*DOCUMENT PASSAGE*.
━━━━━━━━

Travel Management Signs for Public Lands in Colorado

By Jack Placchi, Bureau of Land Management, Colorado State Office

Good signs clearly showing which uses are allowed are essential to effective trail management.

One critical need for trails is proper signs to let trail users know what activities are appropriate, as well as which trail they are on. New travel management signs have been developed by the multi-agency Colorado Natural Resource Group. The following descriptions provides direction on the installation and use of those signs.

Standard trail sign format

Trailhead Signage: All trailheads should have travel management signing regardless of the level of development at the trailhead. At a minimum, the user should see the name and number of the trail, with travel management information clearly displayed as a sign assembly. Sign colors will be brown on white. The font will be Gothic C, standard highway sign font, with lettering at least one-half inch high.

The trail name and trail number should read horizontally. The travel management should be displayed vertically. A destination is optional for the trail sign. Follow responsible agency's manual direction on proper wording, abbreviations, and placement of text for direction signs.

━━━━━━━━

*LISTED ENTRIES*.
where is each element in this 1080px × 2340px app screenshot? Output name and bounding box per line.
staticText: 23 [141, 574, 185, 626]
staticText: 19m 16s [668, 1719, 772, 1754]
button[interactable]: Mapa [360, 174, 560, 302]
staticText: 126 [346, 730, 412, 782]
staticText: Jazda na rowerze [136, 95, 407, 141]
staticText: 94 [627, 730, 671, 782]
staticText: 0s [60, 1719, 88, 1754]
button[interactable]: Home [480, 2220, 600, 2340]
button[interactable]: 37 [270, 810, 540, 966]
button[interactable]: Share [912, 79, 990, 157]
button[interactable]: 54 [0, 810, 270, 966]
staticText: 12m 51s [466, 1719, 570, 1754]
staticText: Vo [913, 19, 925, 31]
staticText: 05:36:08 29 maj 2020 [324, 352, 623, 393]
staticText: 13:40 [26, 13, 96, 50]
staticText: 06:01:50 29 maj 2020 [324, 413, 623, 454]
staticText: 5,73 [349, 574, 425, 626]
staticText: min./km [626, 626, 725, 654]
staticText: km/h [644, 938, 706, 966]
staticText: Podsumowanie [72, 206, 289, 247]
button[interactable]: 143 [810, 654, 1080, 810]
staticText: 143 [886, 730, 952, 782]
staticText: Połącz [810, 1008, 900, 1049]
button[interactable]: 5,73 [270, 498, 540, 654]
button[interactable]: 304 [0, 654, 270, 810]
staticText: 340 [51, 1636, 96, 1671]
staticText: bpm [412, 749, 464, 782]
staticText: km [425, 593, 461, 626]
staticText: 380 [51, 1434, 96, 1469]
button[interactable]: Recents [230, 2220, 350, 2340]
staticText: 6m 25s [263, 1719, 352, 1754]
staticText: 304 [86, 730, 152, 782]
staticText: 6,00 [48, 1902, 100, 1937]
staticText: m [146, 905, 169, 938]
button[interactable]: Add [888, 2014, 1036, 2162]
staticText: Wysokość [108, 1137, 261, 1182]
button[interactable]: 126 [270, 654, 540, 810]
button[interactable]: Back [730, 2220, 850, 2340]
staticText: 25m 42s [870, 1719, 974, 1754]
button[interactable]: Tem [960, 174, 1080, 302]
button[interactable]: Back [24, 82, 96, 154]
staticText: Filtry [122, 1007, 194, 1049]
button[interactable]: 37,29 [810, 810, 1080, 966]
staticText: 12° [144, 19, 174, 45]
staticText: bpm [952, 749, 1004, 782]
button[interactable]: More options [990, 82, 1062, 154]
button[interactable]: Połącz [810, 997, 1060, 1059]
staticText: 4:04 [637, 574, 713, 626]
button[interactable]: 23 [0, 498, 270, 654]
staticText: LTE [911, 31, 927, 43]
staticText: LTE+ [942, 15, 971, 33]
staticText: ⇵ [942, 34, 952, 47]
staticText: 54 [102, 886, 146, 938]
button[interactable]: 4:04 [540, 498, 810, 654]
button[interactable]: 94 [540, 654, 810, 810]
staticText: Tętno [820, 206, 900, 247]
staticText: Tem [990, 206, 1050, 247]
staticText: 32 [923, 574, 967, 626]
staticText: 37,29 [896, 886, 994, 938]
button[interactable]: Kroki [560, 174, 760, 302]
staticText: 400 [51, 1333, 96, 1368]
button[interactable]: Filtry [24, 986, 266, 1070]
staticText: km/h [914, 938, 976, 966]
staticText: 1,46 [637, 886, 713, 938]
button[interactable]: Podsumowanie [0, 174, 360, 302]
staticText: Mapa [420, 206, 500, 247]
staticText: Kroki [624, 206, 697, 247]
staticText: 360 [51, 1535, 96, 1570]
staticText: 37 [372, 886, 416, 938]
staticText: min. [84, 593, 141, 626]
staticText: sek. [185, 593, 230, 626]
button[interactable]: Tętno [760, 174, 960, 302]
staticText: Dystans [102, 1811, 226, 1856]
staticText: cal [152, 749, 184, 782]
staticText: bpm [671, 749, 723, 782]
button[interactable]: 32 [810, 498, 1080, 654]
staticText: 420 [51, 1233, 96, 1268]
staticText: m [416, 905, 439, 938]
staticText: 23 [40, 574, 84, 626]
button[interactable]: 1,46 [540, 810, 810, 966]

━━━━━━━━

*REQUIRED ACTIONS*.
(a) Which font does the trail sign article call for on trailhead signs?
(b) Please write out the trail sign article from "By Jack Placchi, Bureau" up to and including "of those signs.".
The material has no connection to the trail sign article.

*TASK RESPONSES*.
(a) Gothic C, the standard highway sign font.

(b)
By Jack Placchi, Bureau of Land Management, Colorado State Office

Good signs clearly showing which uses are allowed are essential to effective trail management.

One critical need for trails is proper signs to let trail users know what activities are appropriate, as well as which trail they are on. New travel management signs have been developed by the multi-agency Colorado Natural Resource Group. The following descriptions provides direction on the installation and use of those signs.